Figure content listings

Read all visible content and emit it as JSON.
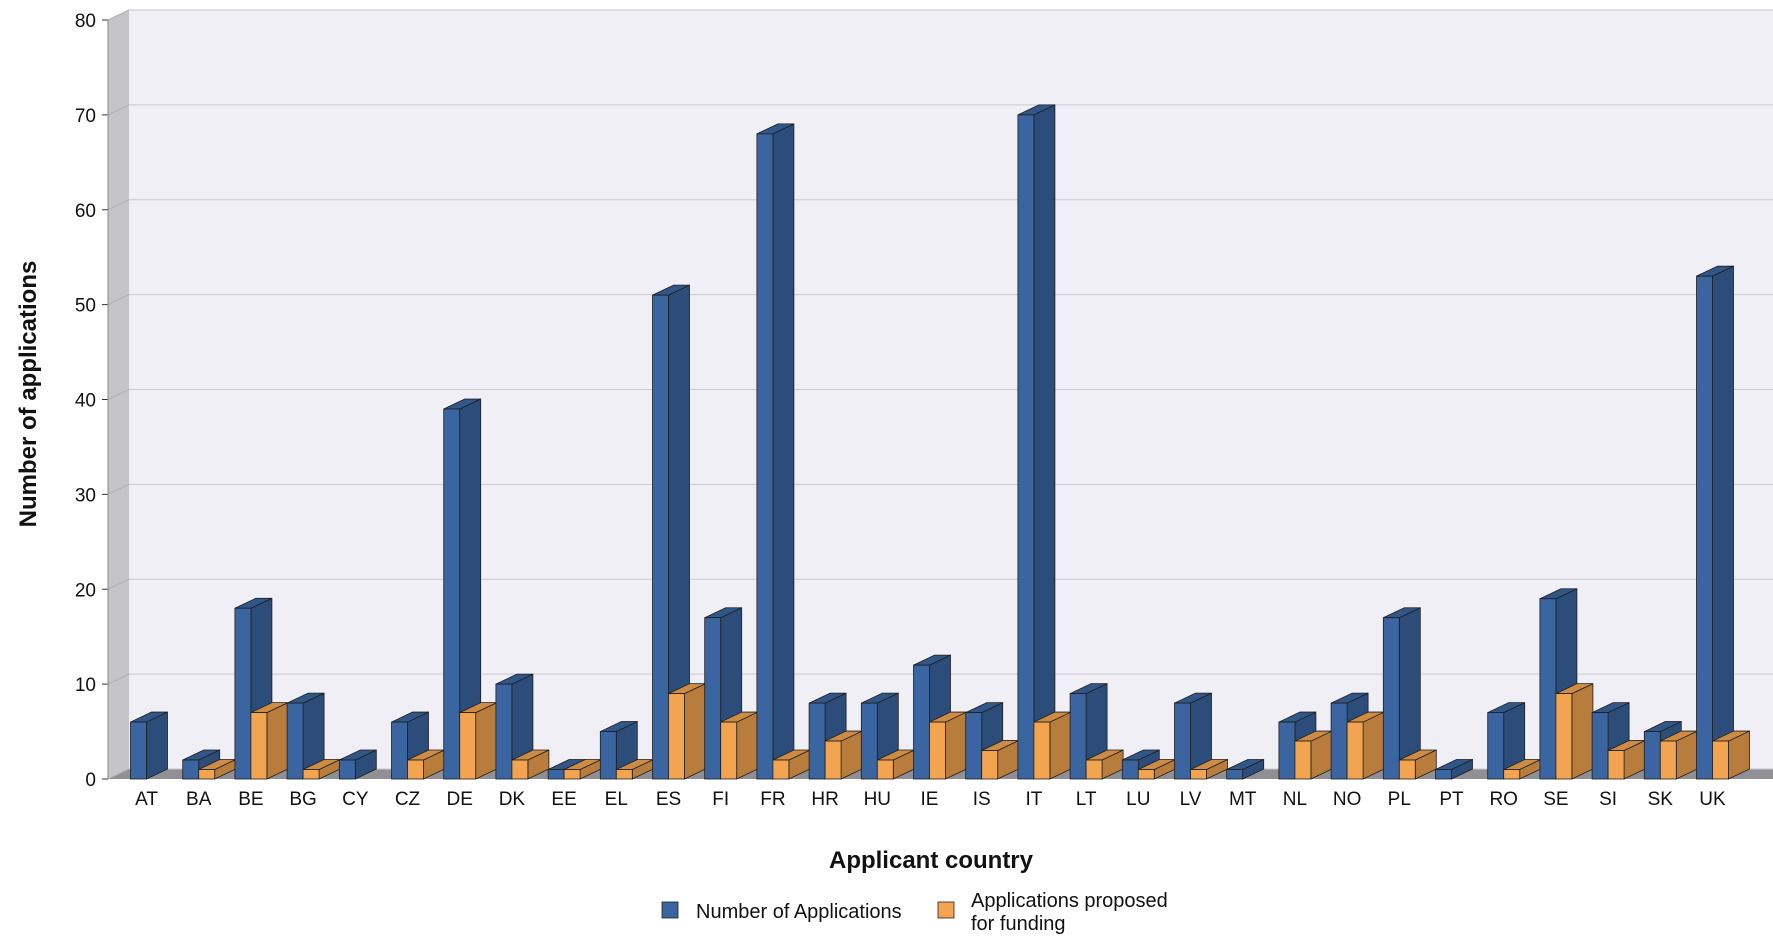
{
  "chart_data": {
    "type": "bar",
    "xlabel": "Applicant country",
    "ylabel": "Number of applications",
    "ylim": [
      0,
      80
    ],
    "yticks": [
      0,
      10,
      20,
      30,
      40,
      50,
      60,
      70,
      80
    ],
    "grid": true,
    "legend_position": "bottom",
    "categories": [
      "AT",
      "BA",
      "BE",
      "BG",
      "CY",
      "CZ",
      "DE",
      "DK",
      "EE",
      "EL",
      "ES",
      "FI",
      "FR",
      "HR",
      "HU",
      "IE",
      "IS",
      "IT",
      "LT",
      "LU",
      "LV",
      "MT",
      "NL",
      "NO",
      "PL",
      "PT",
      "RO",
      "SE",
      "SI",
      "SK",
      "UK"
    ],
    "series": [
      {
        "name": "Number of Applications",
        "color": "#3a65a0",
        "values": [
          6,
          2,
          18,
          8,
          2,
          6,
          39,
          10,
          1,
          5,
          51,
          17,
          68,
          8,
          8,
          12,
          7,
          70,
          9,
          2,
          8,
          1,
          6,
          8,
          17,
          1,
          7,
          19,
          7,
          5,
          53
        ]
      },
      {
        "name": "Applications proposed for funding",
        "name_lines": [
          "Applications proposed",
          "for funding"
        ],
        "color": "#f2a450",
        "values": [
          0,
          1,
          7,
          1,
          0,
          2,
          7,
          2,
          1,
          1,
          9,
          6,
          2,
          4,
          2,
          6,
          3,
          6,
          2,
          1,
          1,
          0,
          4,
          6,
          2,
          0,
          1,
          9,
          3,
          4,
          4
        ]
      }
    ]
  }
}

What you have to do: Show every line from the entries above in which the word "Number" appears.

Problem solution:
    "ylabel": "Number of applications",
        "name": "Number of Applications",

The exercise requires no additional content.